TASK DIRECTIONS: Copy all the entries below exactly, but not the pictures.

---*---

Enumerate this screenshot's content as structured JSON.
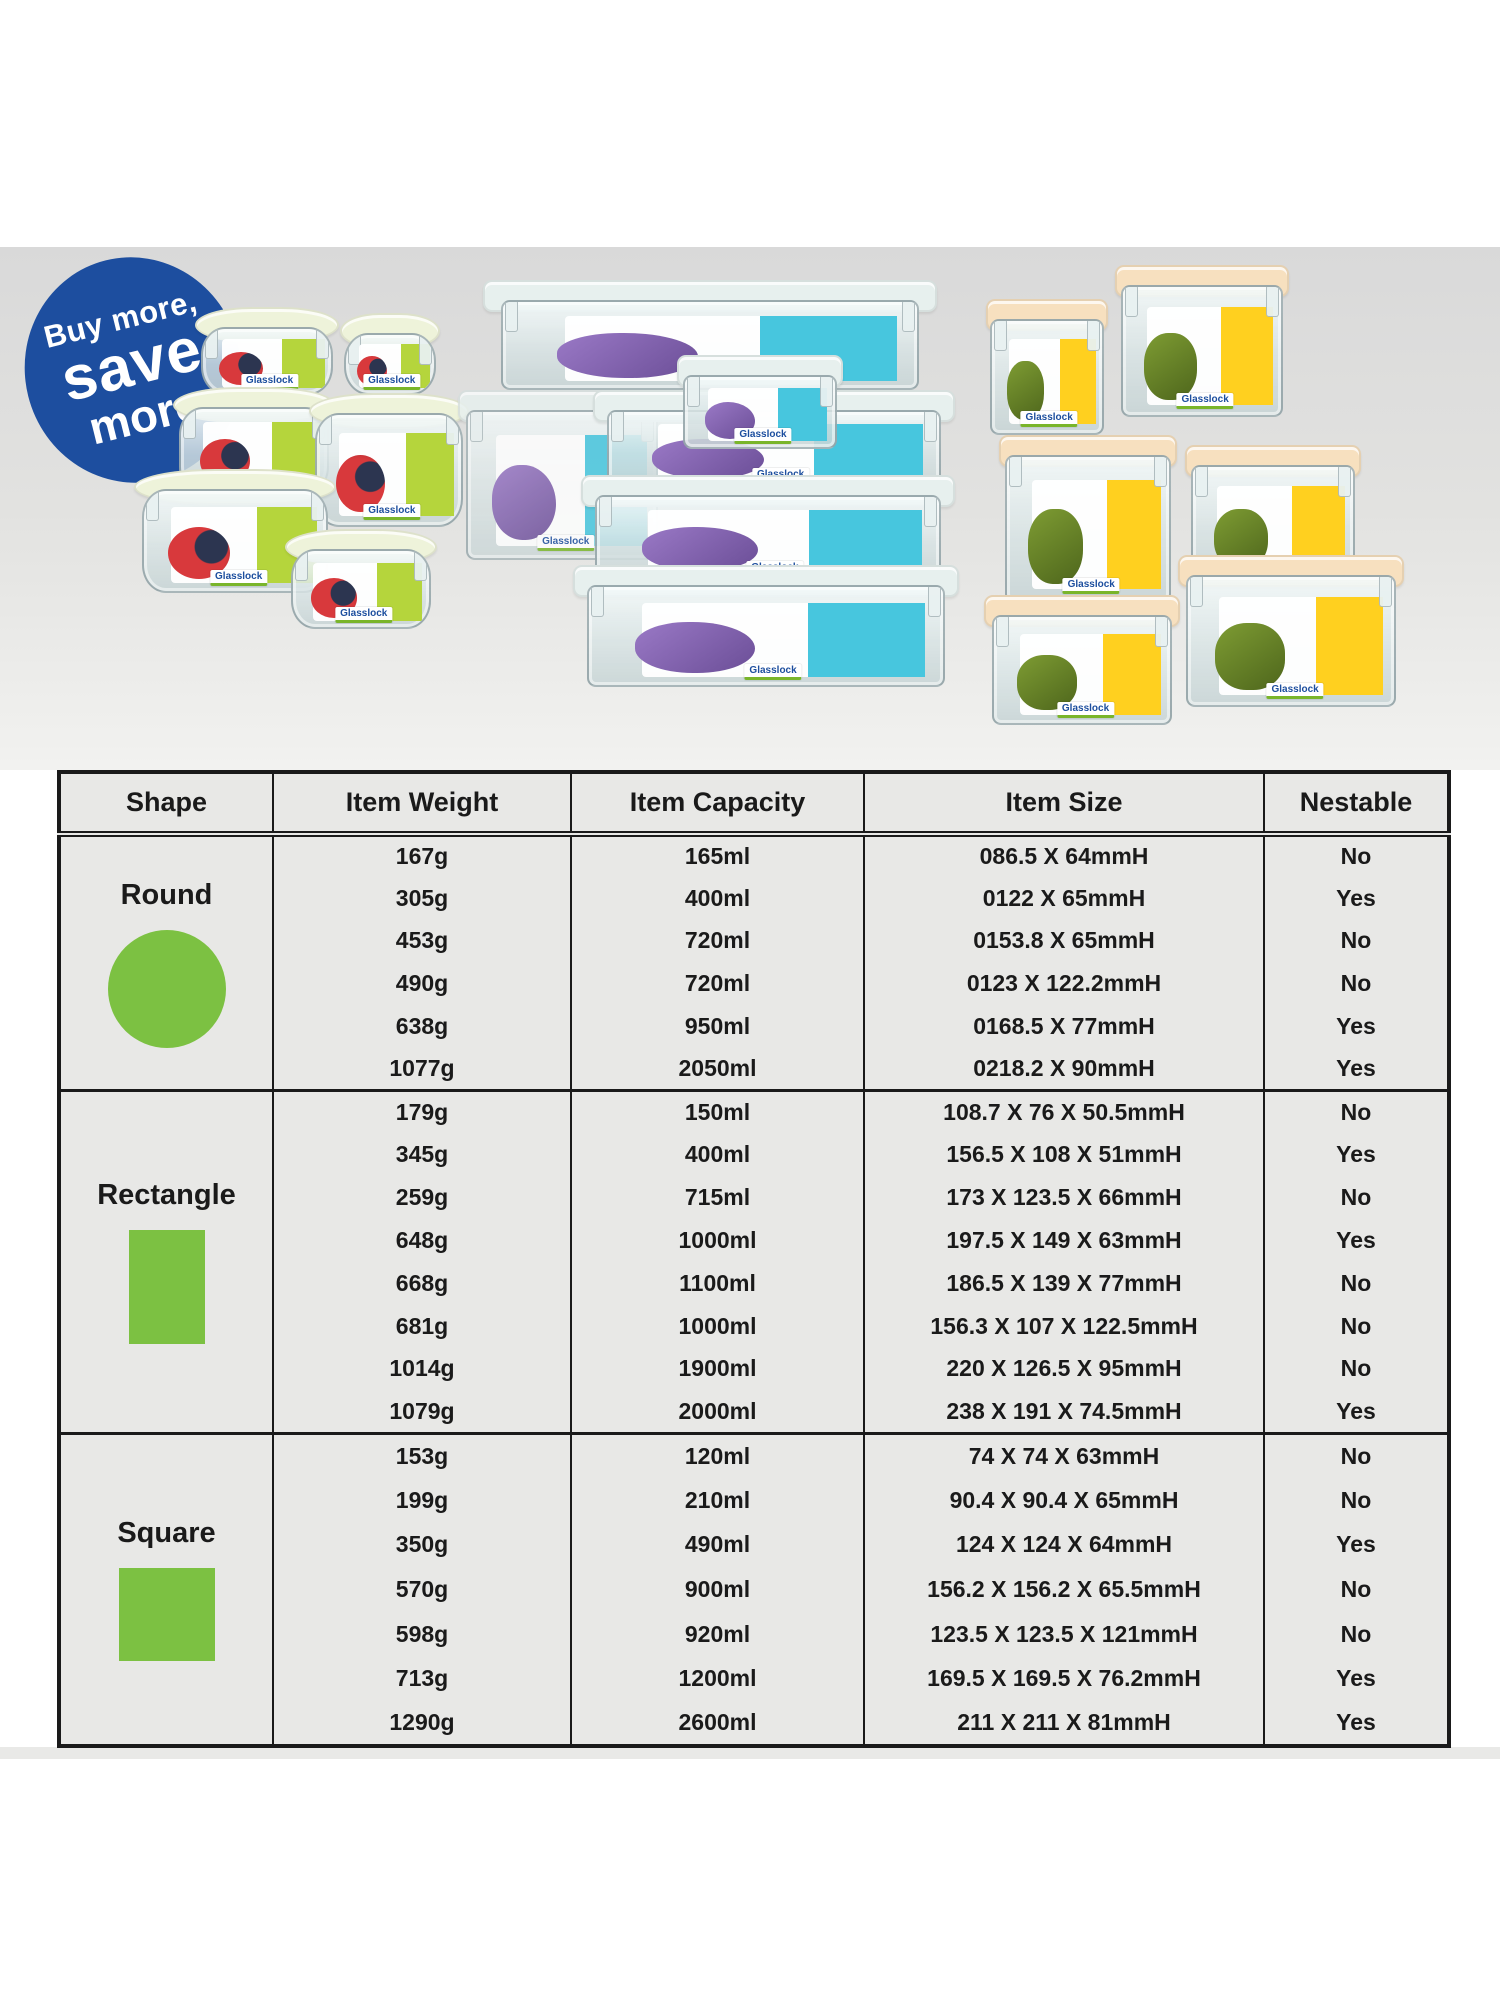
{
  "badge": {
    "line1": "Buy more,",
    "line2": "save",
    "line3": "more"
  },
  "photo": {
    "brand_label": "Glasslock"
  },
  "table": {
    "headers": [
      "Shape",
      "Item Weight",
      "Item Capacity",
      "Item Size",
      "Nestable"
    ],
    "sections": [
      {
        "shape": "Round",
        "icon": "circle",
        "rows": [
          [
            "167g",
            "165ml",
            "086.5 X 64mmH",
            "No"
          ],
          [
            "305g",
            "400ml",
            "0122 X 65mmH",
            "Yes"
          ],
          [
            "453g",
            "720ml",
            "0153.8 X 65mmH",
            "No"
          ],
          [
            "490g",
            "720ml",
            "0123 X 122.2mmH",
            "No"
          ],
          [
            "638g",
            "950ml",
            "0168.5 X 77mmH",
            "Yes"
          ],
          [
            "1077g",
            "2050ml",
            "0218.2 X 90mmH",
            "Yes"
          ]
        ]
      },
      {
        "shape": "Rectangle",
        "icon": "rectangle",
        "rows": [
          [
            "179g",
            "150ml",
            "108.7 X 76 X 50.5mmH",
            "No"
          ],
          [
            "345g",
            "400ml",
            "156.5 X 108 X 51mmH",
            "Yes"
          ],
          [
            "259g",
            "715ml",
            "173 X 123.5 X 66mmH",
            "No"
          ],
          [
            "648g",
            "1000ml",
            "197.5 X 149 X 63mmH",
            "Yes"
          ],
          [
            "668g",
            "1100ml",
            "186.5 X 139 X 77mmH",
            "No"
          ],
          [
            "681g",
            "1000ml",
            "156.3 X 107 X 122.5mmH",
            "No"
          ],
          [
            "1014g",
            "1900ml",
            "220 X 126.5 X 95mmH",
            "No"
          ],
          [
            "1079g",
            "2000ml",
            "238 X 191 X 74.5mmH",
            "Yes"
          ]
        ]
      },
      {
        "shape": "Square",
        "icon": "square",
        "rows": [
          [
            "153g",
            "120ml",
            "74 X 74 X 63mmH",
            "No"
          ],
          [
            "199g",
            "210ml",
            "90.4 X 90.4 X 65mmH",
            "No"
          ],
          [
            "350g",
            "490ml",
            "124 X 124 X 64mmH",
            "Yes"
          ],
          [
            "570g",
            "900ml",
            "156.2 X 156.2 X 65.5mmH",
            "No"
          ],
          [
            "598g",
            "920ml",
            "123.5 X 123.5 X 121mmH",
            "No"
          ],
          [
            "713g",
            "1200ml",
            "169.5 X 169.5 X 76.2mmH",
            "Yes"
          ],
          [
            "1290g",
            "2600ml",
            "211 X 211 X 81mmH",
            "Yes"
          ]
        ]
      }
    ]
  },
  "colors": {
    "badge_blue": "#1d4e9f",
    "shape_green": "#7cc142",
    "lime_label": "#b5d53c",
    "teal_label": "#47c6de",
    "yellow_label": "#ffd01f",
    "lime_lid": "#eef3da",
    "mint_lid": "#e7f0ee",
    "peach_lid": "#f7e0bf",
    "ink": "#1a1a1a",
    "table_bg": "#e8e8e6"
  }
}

---*---

COMPLETE ANSWER:
Enumerate this screenshot's content as structured JSON.
{
  "badge": {
    "line1": "Buy more,",
    "line2": "save",
    "line3": "more"
  },
  "photo": {
    "brand_label": "Glasslock"
  },
  "table": {
    "headers": [
      "Shape",
      "Item Weight",
      "Item Capacity",
      "Item Size",
      "Nestable"
    ],
    "sections": [
      {
        "shape": "Round",
        "icon": "circle",
        "rows": [
          [
            "167g",
            "165ml",
            "086.5 X 64mmH",
            "No"
          ],
          [
            "305g",
            "400ml",
            "0122 X 65mmH",
            "Yes"
          ],
          [
            "453g",
            "720ml",
            "0153.8 X 65mmH",
            "No"
          ],
          [
            "490g",
            "720ml",
            "0123 X 122.2mmH",
            "No"
          ],
          [
            "638g",
            "950ml",
            "0168.5 X 77mmH",
            "Yes"
          ],
          [
            "1077g",
            "2050ml",
            "0218.2 X 90mmH",
            "Yes"
          ]
        ]
      },
      {
        "shape": "Rectangle",
        "icon": "rectangle",
        "rows": [
          [
            "179g",
            "150ml",
            "108.7 X 76 X 50.5mmH",
            "No"
          ],
          [
            "345g",
            "400ml",
            "156.5 X 108 X 51mmH",
            "Yes"
          ],
          [
            "259g",
            "715ml",
            "173 X 123.5 X 66mmH",
            "No"
          ],
          [
            "648g",
            "1000ml",
            "197.5 X 149 X 63mmH",
            "Yes"
          ],
          [
            "668g",
            "1100ml",
            "186.5 X 139 X 77mmH",
            "No"
          ],
          [
            "681g",
            "1000ml",
            "156.3 X 107 X 122.5mmH",
            "No"
          ],
          [
            "1014g",
            "1900ml",
            "220 X 126.5 X 95mmH",
            "No"
          ],
          [
            "1079g",
            "2000ml",
            "238 X 191 X 74.5mmH",
            "Yes"
          ]
        ]
      },
      {
        "shape": "Square",
        "icon": "square",
        "rows": [
          [
            "153g",
            "120ml",
            "74 X 74 X 63mmH",
            "No"
          ],
          [
            "199g",
            "210ml",
            "90.4 X 90.4 X 65mmH",
            "No"
          ],
          [
            "350g",
            "490ml",
            "124 X 124 X 64mmH",
            "Yes"
          ],
          [
            "570g",
            "900ml",
            "156.2 X 156.2 X 65.5mmH",
            "No"
          ],
          [
            "598g",
            "920ml",
            "123.5 X 123.5 X 121mmH",
            "No"
          ],
          [
            "713g",
            "1200ml",
            "169.5 X 169.5 X 76.2mmH",
            "Yes"
          ],
          [
            "1290g",
            "2600ml",
            "211 X 211 X 81mmH",
            "Yes"
          ]
        ]
      }
    ]
  },
  "colors": {
    "badge_blue": "#1d4e9f",
    "shape_green": "#7cc142",
    "lime_label": "#b5d53c",
    "teal_label": "#47c6de",
    "yellow_label": "#ffd01f",
    "lime_lid": "#eef3da",
    "mint_lid": "#e7f0ee",
    "peach_lid": "#f7e0bf",
    "ink": "#1a1a1a",
    "table_bg": "#e8e8e6"
  }
}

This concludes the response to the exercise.